▶ _Exercise requirements_:
Set down the lines of the records below word for word, beginning at the line that contains "- candlestick: [749, 245, 755, 306]" and stopping after the line that contains "- candlestick: [1232, 200, 1238, 265]".

# START OF Data supplied

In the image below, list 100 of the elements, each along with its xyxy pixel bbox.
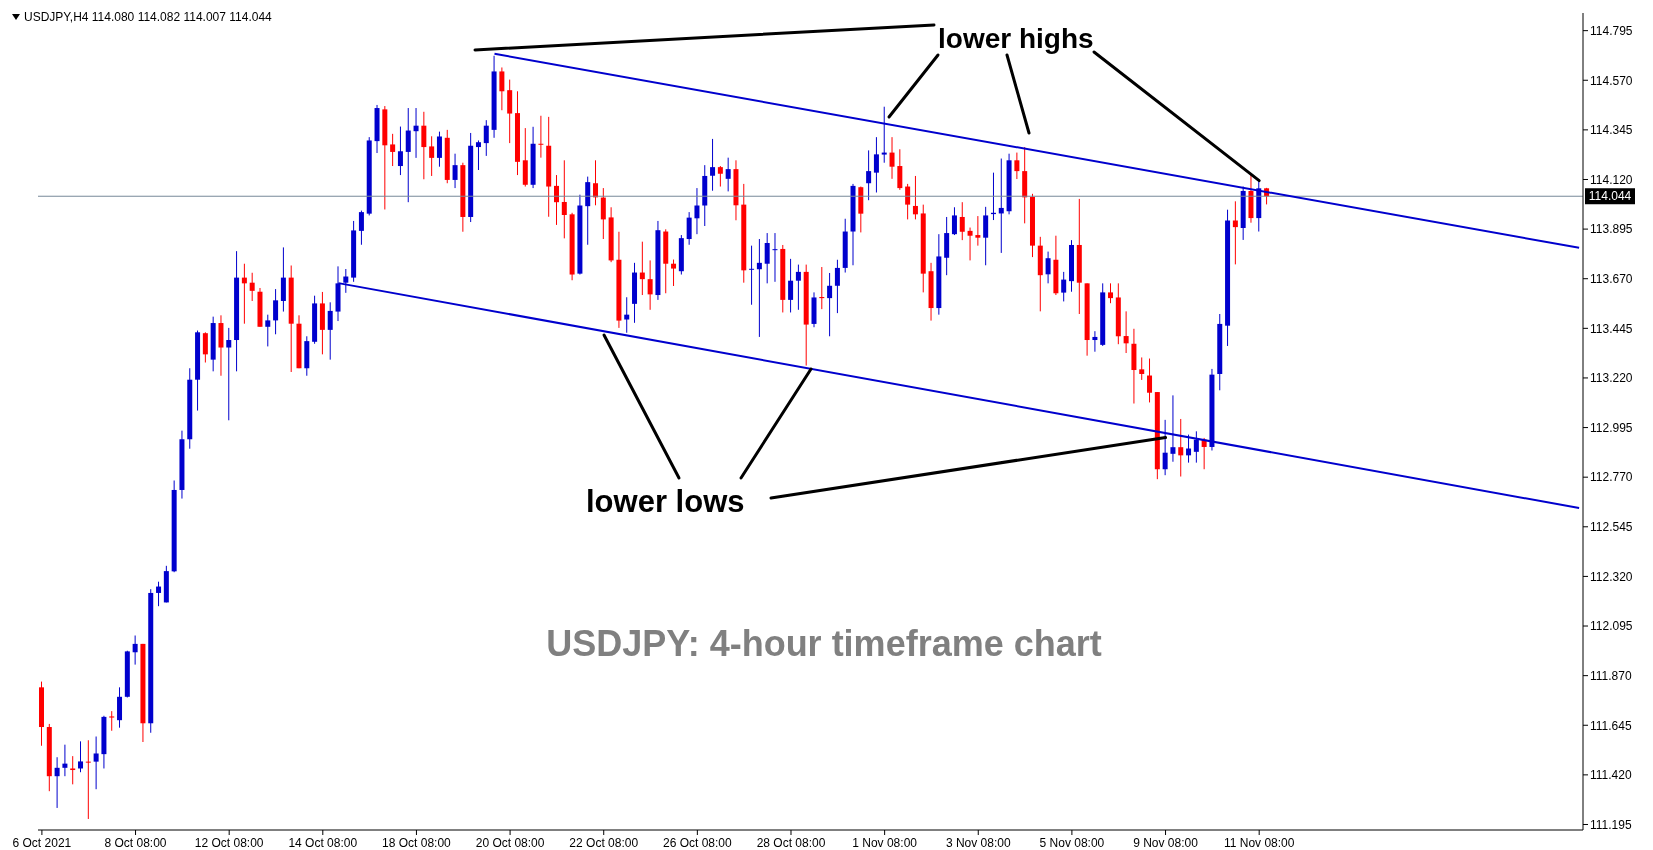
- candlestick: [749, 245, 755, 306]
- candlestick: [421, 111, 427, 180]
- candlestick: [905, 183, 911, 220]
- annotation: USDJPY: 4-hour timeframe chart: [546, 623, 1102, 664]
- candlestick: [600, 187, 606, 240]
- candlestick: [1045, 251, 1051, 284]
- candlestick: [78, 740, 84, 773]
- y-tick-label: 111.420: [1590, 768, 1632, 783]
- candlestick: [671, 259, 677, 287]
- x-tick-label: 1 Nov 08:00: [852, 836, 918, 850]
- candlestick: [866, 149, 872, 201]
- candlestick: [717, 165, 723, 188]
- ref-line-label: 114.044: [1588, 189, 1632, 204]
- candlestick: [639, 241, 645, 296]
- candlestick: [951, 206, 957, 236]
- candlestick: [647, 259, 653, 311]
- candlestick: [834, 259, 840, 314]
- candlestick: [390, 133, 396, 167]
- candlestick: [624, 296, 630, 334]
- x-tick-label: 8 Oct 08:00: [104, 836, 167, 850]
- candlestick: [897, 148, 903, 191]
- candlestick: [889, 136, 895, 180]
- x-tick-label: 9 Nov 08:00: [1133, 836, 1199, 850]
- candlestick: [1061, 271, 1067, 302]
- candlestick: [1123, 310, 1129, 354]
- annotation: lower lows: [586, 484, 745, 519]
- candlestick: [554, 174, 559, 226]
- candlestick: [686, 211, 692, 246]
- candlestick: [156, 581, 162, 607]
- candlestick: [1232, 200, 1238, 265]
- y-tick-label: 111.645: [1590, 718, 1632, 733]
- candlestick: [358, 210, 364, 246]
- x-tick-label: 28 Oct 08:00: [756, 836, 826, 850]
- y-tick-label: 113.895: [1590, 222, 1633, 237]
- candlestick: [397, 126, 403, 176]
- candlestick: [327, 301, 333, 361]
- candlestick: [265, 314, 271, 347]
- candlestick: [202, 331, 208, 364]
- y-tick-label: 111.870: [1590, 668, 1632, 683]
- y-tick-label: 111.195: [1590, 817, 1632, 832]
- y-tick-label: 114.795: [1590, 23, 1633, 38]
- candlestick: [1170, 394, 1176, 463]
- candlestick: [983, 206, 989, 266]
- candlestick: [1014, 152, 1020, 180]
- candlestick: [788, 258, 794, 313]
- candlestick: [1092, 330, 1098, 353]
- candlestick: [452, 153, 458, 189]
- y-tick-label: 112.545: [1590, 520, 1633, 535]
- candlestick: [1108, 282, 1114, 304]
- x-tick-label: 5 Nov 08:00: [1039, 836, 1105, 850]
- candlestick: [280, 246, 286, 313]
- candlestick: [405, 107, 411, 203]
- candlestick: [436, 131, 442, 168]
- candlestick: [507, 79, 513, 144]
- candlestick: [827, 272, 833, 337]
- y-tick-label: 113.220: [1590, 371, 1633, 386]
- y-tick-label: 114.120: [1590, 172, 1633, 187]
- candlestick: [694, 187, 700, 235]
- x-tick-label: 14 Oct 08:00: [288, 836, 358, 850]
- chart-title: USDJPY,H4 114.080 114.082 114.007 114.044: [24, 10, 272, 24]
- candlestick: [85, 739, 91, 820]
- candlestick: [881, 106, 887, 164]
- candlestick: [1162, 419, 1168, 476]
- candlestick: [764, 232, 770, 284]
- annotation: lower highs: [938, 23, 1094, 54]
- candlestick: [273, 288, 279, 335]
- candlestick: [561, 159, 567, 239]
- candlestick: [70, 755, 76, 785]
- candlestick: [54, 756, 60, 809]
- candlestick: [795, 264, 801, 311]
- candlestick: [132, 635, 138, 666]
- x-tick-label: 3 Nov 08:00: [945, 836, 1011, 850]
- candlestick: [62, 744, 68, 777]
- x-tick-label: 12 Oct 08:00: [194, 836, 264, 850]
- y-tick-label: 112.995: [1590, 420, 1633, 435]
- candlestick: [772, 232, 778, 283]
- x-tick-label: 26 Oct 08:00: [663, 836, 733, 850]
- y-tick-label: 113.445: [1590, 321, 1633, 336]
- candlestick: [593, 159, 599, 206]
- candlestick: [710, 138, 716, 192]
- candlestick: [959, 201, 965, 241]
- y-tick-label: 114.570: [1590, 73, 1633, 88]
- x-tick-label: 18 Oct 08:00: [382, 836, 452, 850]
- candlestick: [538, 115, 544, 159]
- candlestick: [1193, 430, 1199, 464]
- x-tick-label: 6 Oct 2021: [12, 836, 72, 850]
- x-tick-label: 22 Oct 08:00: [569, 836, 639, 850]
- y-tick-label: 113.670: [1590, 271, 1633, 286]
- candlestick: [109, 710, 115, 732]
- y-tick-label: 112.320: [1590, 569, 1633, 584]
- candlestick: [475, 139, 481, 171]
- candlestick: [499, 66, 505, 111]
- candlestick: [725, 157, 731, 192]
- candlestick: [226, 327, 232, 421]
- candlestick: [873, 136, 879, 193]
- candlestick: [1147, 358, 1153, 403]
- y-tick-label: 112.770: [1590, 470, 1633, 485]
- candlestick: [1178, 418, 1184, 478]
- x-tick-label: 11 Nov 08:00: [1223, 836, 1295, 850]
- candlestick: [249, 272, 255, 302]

# END OF Data supplied

▶ _Solution_:
- candlestick: [749, 245, 755, 306]
- candlestick: [421, 111, 427, 180]
- candlestick: [905, 183, 911, 220]
- annotation: USDJPY: 4-hour timeframe chart: [546, 623, 1102, 664]
- candlestick: [600, 187, 606, 240]
- candlestick: [1045, 251, 1051, 284]
- candlestick: [78, 740, 84, 773]
- y-tick-label: 111.420: [1590, 768, 1632, 783]
- candlestick: [671, 259, 677, 287]
- x-tick-label: 1 Nov 08:00: [852, 836, 918, 850]
- candlestick: [866, 149, 872, 201]
- candlestick: [717, 165, 723, 188]
- ref-line-label: 114.044: [1588, 189, 1632, 204]
- candlestick: [639, 241, 645, 296]
- candlestick: [951, 206, 957, 236]
- candlestick: [647, 259, 653, 311]
- candlestick: [834, 259, 840, 314]
- candlestick: [390, 133, 396, 167]
- candlestick: [624, 296, 630, 334]
- x-tick-label: 8 Oct 08:00: [104, 836, 167, 850]
- candlestick: [897, 148, 903, 191]
- candlestick: [889, 136, 895, 180]
- x-tick-label: 9 Nov 08:00: [1133, 836, 1199, 850]
- candlestick: [1061, 271, 1067, 302]
- candlestick: [1123, 310, 1129, 354]
- annotation: lower lows: [586, 484, 745, 519]
- candlestick: [554, 174, 559, 226]
- candlestick: [686, 211, 692, 246]
- candlestick: [156, 581, 162, 607]
- candlestick: [1232, 200, 1238, 265]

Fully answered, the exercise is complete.